WHAT TO WORK ON:
Your answer should be one number: how many lines of the records hold the string "text".

RECORDED INFORMATION:

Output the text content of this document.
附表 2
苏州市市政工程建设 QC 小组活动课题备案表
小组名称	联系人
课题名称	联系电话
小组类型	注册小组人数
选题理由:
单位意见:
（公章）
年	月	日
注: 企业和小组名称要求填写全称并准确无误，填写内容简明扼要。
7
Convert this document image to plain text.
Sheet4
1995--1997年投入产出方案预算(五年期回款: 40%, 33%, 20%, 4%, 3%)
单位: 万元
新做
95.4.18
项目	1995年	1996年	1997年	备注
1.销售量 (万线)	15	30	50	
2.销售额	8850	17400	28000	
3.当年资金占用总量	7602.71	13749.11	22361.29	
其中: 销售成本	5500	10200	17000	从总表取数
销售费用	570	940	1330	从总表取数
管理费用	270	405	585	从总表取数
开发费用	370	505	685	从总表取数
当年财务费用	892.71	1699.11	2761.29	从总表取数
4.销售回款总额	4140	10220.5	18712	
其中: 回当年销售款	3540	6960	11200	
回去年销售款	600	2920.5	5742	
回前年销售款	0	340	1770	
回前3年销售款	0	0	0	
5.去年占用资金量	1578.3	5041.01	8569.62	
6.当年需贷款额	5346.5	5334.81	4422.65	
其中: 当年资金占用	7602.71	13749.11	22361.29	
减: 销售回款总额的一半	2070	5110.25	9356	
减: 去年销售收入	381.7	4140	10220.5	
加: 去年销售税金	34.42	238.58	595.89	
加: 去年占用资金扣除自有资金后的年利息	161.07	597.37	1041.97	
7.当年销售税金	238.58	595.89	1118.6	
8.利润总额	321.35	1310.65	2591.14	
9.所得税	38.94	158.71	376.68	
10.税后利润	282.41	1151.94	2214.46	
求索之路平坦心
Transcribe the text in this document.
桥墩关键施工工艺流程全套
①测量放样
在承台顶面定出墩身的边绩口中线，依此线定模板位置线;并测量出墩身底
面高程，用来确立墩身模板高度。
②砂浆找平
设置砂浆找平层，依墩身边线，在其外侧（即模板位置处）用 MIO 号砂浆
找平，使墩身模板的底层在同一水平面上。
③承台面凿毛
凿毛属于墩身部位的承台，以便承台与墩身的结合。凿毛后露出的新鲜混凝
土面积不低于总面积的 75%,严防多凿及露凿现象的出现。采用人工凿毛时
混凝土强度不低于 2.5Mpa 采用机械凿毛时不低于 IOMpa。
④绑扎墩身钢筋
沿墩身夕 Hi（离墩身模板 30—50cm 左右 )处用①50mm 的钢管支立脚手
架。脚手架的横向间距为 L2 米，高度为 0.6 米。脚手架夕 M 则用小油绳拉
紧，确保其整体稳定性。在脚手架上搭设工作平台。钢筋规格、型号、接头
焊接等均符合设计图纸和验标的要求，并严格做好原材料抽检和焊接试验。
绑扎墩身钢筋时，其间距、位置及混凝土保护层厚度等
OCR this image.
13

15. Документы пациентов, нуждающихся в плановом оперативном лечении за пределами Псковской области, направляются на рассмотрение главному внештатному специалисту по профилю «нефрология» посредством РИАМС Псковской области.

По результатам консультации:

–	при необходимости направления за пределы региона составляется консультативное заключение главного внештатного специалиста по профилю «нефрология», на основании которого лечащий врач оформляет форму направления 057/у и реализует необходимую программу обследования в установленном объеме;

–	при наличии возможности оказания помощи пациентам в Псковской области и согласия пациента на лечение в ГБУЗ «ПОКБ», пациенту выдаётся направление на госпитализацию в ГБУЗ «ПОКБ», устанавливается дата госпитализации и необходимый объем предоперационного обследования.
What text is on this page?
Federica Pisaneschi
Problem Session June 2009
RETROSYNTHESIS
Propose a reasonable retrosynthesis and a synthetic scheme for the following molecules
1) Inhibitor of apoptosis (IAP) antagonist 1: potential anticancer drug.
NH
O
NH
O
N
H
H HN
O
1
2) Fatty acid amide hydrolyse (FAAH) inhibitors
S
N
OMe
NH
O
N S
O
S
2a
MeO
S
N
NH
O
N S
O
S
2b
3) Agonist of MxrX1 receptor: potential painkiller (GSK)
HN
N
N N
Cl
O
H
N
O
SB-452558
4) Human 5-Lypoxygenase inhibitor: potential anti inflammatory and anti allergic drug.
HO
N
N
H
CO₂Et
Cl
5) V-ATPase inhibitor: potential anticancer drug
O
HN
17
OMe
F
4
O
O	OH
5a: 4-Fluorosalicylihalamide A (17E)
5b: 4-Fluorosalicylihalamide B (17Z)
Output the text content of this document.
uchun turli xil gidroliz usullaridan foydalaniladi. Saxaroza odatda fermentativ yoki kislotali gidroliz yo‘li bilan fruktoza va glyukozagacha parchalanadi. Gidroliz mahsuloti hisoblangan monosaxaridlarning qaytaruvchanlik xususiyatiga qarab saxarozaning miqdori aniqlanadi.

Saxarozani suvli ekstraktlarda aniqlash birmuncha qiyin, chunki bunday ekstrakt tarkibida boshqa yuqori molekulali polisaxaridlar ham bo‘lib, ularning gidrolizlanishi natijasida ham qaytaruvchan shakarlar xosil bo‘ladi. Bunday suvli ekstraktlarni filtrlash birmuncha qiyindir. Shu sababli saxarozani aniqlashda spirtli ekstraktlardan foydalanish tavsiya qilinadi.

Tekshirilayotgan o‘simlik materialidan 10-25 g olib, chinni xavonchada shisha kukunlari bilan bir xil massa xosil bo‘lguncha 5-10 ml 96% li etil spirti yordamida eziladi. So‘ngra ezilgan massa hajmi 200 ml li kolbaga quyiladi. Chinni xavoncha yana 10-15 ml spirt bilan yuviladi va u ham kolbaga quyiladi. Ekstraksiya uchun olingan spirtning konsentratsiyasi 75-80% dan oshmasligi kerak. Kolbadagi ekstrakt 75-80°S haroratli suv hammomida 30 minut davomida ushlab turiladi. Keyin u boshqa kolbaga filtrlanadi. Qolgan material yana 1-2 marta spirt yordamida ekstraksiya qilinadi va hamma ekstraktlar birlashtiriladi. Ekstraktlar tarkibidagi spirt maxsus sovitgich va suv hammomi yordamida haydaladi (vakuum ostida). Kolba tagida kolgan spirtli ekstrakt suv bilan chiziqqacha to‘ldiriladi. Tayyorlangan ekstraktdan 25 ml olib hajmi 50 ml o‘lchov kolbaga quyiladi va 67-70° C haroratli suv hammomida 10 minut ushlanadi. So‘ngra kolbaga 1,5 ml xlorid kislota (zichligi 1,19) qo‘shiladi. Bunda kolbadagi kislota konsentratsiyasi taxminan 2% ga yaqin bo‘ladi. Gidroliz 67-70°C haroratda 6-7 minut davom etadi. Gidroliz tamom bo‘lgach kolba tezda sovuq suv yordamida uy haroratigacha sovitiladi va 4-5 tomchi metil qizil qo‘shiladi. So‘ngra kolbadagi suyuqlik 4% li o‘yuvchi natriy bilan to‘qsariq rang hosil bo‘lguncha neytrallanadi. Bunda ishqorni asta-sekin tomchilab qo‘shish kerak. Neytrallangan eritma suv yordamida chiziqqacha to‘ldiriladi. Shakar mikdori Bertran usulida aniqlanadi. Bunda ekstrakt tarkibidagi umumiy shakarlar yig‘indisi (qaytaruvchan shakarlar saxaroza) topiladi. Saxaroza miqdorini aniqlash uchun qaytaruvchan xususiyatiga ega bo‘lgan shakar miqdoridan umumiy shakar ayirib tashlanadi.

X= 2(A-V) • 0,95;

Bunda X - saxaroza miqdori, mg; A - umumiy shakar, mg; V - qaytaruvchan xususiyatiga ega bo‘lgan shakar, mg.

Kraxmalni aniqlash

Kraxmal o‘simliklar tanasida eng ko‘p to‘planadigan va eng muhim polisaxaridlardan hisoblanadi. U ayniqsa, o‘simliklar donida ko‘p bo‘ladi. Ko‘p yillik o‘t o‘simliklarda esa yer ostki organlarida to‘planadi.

SOLUTION TO THIS PROBLEM:
5